Problem to solve: Scan each line of the records for the word "this" and extract the ones that have it.

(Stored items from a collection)
————

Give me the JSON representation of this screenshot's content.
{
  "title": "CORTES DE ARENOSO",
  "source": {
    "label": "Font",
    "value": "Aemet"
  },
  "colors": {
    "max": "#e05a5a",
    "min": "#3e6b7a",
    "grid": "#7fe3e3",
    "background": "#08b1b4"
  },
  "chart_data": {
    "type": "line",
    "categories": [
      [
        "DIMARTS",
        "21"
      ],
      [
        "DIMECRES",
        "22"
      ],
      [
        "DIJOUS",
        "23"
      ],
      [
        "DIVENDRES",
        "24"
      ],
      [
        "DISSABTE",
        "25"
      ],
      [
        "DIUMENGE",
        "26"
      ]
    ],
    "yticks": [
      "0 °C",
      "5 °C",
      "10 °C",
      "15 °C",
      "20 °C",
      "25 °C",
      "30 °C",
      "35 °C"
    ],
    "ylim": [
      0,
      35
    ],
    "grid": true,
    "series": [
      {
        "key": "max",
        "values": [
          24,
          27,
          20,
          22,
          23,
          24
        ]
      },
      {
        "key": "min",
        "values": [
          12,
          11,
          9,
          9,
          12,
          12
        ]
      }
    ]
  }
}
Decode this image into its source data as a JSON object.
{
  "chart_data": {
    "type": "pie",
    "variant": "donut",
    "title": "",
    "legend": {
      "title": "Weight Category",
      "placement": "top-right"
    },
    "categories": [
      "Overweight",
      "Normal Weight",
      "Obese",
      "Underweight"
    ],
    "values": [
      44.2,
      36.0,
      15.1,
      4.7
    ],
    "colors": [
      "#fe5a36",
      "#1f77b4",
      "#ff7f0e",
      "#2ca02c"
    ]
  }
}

————

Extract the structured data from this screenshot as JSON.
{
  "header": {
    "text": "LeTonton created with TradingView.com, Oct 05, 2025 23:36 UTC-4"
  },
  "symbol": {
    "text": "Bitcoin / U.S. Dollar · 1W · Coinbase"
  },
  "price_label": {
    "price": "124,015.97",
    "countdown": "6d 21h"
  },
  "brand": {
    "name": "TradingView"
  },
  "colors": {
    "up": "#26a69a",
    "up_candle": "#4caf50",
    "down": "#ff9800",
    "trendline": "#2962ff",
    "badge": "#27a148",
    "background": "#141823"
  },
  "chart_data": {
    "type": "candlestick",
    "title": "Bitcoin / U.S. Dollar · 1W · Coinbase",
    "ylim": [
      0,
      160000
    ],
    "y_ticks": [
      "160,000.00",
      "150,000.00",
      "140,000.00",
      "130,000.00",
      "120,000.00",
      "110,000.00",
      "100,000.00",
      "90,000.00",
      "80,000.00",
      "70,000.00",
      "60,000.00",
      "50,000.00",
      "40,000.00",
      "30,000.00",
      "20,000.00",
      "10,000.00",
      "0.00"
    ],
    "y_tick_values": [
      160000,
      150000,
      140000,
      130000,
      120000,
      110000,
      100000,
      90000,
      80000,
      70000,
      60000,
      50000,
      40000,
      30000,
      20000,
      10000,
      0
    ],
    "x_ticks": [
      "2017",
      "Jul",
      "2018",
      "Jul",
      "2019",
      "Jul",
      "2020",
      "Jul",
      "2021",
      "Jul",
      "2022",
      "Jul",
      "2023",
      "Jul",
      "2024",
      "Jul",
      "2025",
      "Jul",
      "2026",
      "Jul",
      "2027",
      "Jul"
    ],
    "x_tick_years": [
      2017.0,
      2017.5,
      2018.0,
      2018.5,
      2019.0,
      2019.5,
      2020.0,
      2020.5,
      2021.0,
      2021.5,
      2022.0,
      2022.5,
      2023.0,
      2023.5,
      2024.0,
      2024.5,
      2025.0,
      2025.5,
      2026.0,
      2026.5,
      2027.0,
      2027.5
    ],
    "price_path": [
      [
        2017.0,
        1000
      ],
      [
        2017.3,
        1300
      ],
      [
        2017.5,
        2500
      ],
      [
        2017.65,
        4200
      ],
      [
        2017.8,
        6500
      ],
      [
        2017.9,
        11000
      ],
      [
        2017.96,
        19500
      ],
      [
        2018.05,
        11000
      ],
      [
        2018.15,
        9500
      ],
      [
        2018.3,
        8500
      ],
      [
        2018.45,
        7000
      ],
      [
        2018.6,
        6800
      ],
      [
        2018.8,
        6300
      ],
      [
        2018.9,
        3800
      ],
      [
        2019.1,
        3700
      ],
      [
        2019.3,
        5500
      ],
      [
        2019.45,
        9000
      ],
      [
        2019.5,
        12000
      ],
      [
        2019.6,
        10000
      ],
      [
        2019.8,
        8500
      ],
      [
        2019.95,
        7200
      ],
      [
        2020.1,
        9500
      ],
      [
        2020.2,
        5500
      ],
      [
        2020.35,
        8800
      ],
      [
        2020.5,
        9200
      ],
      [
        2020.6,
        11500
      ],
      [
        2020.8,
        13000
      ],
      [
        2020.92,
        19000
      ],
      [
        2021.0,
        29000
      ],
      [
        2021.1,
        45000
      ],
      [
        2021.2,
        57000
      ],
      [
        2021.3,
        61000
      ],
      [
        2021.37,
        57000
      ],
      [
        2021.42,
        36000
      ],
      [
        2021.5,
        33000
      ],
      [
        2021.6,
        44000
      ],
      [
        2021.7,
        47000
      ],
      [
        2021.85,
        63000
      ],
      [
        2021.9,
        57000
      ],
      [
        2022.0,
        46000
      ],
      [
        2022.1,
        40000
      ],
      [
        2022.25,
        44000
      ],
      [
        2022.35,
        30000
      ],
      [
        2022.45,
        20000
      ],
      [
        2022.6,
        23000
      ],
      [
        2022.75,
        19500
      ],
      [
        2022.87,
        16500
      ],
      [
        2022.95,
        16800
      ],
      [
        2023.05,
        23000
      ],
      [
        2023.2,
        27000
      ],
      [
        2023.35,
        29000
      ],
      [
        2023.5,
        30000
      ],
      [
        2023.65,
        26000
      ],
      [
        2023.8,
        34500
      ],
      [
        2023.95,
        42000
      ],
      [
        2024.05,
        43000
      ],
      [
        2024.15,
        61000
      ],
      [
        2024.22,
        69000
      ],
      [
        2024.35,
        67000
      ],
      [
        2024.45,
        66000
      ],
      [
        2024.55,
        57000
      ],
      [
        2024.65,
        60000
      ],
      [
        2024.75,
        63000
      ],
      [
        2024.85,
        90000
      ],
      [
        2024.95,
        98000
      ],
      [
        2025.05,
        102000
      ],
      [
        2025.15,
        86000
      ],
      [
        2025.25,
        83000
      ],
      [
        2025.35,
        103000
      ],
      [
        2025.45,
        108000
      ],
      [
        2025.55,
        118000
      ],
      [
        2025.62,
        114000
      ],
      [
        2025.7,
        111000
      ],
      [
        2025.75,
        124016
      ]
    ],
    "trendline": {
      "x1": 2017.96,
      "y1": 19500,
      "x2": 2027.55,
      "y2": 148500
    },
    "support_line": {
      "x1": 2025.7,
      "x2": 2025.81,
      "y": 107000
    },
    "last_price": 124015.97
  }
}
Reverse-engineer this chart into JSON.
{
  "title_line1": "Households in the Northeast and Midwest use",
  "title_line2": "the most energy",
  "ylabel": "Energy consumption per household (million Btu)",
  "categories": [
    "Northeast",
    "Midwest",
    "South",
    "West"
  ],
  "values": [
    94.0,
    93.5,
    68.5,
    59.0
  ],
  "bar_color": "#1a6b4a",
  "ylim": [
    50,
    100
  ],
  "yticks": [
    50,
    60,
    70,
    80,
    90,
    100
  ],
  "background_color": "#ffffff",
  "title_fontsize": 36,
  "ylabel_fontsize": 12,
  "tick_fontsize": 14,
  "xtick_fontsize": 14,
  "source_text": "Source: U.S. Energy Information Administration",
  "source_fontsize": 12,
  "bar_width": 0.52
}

————

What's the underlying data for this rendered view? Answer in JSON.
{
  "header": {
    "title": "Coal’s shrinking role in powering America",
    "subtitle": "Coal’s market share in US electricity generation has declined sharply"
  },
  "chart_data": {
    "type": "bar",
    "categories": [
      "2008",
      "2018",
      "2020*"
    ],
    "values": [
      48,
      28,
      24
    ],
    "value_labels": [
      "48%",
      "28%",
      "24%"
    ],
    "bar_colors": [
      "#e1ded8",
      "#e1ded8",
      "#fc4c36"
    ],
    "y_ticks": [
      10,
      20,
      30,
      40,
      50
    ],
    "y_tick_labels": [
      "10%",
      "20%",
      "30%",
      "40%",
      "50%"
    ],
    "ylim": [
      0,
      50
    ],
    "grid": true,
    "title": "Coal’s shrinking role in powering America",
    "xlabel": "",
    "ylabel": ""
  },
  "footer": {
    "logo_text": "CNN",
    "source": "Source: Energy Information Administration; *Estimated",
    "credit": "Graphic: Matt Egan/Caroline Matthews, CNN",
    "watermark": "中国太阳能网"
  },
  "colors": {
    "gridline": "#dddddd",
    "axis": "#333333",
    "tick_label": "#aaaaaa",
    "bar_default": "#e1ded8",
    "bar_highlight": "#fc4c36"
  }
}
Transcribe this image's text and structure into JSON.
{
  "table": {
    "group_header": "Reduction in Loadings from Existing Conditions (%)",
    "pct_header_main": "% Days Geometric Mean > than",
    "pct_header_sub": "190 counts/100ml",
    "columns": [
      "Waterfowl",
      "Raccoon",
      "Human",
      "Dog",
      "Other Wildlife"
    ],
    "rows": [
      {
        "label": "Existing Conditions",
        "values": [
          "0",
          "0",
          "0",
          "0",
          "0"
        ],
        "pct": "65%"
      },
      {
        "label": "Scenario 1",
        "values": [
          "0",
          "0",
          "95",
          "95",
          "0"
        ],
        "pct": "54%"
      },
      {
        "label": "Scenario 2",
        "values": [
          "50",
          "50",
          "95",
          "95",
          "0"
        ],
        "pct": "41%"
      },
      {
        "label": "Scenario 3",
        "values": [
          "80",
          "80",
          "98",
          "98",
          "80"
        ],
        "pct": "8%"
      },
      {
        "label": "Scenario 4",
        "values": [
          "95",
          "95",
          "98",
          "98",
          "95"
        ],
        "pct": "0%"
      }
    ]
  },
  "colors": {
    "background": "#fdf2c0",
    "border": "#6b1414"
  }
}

————

Answer to the problem:
Give me the JSON representation of this screenshot's content.
Decode this image into its source data as a JSON object.
Extract the structured data from this screenshot as JSON.
Reverse-engineer this chart into JSON.
What's the underlying data for this rendered view? Answer in JSON.
Transcribe this image's text and structure into JSON.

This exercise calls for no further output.